Do this - Locate the string "determi" in the records below. Copy every line where it occurs.

• • • •

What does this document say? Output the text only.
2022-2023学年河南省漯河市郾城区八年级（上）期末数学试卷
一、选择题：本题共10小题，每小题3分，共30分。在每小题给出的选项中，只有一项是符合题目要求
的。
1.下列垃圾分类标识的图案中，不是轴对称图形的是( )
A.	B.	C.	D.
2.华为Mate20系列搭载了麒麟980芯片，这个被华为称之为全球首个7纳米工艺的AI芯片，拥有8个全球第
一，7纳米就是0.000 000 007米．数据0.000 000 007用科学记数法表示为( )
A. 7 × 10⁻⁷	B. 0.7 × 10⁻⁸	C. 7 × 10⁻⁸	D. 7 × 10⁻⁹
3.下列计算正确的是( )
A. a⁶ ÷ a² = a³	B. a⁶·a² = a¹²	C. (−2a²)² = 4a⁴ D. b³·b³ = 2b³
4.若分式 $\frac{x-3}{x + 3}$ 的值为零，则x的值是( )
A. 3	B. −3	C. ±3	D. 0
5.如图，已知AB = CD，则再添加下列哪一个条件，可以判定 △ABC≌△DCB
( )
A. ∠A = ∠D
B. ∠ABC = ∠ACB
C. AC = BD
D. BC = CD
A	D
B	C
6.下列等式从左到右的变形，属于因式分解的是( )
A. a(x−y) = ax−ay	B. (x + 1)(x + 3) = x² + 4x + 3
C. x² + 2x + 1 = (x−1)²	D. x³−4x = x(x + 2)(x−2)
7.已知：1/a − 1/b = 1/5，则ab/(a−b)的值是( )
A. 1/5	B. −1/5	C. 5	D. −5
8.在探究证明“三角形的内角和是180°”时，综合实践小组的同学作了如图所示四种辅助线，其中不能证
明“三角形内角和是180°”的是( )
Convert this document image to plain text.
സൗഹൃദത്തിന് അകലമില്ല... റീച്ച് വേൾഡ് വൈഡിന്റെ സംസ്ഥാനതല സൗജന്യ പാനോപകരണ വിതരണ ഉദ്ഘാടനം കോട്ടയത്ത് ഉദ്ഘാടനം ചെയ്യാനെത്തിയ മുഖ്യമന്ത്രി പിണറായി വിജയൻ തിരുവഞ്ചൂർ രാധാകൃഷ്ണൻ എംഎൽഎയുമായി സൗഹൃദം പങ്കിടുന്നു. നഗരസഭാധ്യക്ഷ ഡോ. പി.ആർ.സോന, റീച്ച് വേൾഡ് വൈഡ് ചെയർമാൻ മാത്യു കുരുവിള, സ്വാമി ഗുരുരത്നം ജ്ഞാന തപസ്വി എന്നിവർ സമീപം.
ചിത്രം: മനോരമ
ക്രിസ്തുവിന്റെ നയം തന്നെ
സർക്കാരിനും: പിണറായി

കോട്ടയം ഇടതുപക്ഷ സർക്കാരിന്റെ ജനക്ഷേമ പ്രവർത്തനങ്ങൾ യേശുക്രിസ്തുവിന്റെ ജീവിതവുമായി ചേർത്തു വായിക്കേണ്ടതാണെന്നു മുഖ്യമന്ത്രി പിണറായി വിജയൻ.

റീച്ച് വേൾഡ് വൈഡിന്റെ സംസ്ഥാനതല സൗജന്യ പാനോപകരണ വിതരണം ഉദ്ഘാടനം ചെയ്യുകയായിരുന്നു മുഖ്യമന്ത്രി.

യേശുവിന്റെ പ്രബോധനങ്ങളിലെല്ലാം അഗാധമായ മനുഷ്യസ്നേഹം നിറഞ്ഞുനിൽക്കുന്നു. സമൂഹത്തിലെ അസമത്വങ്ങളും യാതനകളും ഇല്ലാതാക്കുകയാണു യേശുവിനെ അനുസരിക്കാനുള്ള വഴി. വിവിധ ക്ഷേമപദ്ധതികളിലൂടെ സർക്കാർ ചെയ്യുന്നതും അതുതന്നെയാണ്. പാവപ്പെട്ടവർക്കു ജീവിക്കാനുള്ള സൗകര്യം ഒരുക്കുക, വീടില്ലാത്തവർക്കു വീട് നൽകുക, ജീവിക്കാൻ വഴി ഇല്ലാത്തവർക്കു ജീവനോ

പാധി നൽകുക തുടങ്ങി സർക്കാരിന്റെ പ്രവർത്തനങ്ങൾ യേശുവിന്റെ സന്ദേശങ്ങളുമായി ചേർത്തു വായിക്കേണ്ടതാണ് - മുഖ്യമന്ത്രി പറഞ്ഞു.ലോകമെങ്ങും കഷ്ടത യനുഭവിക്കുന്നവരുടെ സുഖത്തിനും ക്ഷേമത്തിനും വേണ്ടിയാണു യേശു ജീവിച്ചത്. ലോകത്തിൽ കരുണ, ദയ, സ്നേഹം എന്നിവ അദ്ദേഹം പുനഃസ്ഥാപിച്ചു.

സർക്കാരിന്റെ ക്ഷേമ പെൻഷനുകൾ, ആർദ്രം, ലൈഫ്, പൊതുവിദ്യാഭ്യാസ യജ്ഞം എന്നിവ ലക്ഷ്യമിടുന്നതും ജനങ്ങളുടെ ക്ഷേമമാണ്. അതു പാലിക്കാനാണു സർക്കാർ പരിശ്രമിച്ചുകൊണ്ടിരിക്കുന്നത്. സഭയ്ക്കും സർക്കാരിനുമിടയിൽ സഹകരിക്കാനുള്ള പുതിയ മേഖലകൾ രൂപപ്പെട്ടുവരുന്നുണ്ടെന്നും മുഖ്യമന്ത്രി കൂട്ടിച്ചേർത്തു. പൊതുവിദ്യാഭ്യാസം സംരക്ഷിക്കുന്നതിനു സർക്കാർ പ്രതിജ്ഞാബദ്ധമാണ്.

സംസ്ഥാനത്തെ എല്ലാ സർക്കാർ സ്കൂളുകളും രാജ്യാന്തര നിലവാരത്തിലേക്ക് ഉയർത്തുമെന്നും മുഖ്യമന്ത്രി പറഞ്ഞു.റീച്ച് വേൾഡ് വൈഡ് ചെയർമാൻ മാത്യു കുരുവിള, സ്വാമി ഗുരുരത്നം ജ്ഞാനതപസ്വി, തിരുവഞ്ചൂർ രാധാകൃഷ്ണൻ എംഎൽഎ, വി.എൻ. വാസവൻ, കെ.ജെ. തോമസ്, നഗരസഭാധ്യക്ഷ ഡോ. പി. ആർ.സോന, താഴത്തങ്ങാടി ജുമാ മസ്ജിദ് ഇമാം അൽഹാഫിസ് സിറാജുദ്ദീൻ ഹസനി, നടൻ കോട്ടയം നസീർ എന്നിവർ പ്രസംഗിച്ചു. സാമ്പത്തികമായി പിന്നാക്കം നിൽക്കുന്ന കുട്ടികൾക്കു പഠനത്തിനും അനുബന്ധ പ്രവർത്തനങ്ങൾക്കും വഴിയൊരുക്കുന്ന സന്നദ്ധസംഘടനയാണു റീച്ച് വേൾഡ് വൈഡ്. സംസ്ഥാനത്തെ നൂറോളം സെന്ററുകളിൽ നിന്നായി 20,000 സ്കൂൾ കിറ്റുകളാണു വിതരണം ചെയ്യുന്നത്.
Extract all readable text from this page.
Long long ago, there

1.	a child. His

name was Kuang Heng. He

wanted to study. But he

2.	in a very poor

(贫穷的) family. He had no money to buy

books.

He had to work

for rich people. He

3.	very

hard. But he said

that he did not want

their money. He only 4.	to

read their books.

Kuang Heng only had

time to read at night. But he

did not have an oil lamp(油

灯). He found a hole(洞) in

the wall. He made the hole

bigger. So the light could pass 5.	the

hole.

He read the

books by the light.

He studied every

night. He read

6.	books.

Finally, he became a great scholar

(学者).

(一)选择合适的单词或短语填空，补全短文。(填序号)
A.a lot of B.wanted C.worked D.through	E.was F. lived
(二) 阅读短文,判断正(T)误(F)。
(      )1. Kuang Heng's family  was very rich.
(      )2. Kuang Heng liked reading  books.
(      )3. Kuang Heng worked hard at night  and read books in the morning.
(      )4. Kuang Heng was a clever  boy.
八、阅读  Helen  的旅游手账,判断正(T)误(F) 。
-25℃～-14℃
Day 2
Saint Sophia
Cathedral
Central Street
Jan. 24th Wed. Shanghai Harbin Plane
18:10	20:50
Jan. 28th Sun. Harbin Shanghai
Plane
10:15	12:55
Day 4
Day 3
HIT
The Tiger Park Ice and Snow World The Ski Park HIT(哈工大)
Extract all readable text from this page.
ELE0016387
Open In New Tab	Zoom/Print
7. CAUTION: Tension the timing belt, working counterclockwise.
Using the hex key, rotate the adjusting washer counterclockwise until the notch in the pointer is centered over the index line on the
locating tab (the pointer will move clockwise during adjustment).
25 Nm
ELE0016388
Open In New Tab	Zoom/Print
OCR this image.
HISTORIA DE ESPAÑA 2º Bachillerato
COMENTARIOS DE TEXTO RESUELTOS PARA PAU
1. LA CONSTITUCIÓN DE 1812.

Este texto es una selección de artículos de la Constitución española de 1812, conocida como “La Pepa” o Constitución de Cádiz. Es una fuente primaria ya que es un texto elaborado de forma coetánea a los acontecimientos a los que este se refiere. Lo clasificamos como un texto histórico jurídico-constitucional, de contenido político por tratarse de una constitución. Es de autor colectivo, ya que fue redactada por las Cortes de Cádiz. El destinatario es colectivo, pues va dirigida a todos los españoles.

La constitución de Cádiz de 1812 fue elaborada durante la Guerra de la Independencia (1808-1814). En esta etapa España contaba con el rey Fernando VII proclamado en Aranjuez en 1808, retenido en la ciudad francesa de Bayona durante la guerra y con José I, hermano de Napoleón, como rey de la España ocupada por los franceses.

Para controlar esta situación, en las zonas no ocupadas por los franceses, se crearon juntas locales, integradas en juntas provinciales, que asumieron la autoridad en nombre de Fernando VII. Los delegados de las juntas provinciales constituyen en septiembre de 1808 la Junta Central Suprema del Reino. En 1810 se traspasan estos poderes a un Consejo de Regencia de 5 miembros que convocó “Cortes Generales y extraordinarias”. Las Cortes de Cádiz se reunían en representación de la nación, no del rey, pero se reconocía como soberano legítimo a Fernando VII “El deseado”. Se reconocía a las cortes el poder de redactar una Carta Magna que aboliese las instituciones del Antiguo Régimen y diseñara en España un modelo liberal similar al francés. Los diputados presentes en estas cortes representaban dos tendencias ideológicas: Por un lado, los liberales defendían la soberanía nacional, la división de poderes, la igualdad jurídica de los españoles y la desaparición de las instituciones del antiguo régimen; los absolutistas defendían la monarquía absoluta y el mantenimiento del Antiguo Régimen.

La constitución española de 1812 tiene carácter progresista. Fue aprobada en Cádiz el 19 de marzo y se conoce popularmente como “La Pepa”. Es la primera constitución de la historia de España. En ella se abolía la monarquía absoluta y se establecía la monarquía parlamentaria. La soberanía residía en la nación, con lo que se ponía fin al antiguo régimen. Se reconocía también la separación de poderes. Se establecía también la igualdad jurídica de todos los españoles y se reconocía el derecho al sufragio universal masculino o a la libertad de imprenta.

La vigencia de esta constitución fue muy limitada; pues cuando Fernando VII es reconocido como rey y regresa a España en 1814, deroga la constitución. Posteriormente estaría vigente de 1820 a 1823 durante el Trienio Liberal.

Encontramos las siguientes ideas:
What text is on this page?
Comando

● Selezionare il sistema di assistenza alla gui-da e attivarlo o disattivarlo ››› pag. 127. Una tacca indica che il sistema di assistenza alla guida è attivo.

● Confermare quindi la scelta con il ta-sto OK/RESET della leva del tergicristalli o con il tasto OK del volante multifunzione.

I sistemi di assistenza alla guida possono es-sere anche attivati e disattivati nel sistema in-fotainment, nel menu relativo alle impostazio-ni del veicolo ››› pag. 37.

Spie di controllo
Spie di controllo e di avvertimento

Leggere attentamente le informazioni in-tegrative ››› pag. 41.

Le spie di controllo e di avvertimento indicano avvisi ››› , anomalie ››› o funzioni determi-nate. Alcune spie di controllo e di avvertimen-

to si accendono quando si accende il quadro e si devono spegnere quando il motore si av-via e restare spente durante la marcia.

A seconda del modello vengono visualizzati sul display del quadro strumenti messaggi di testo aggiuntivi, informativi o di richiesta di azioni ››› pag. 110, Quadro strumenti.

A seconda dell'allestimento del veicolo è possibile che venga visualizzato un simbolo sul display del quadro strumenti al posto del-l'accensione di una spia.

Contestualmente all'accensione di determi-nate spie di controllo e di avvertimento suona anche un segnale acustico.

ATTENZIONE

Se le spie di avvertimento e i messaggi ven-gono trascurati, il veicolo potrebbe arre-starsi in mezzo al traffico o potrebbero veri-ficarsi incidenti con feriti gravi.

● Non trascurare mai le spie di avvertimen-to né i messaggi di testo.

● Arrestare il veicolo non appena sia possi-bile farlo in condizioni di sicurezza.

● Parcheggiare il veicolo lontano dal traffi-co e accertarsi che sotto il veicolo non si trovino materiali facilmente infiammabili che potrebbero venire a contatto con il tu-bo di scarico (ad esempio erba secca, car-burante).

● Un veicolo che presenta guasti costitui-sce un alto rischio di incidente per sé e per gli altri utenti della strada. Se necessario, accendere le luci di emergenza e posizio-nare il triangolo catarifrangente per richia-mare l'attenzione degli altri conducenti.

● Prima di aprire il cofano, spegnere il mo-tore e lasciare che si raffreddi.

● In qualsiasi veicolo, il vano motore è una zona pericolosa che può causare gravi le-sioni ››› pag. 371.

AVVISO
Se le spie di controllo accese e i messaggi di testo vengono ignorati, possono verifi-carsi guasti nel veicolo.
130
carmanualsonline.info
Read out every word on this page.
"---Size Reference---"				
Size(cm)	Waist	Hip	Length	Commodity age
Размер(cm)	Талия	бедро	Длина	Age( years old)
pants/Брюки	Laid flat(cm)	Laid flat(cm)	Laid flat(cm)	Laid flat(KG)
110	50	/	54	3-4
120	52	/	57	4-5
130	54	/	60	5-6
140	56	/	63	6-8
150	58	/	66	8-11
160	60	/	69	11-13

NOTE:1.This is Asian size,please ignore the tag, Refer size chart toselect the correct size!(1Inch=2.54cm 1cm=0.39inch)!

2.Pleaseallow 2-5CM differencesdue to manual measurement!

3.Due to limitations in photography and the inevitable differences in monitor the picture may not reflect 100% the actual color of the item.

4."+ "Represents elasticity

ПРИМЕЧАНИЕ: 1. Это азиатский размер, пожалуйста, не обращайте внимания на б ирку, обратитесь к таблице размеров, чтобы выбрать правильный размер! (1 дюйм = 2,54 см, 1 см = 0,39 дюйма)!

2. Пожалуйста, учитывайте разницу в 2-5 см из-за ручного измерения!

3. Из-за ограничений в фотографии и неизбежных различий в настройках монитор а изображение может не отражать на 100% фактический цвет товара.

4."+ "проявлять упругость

• • • •

In response -
Le spie di controllo e di avvertimento indicano avvisi ››› , anomalie ››› o funzioni determi-nate. Alcune spie di controllo e di avvertimen-
Contestualmente all'accensione di determi-nate spie di controllo e di avvertimento suona anche un segnale acustico.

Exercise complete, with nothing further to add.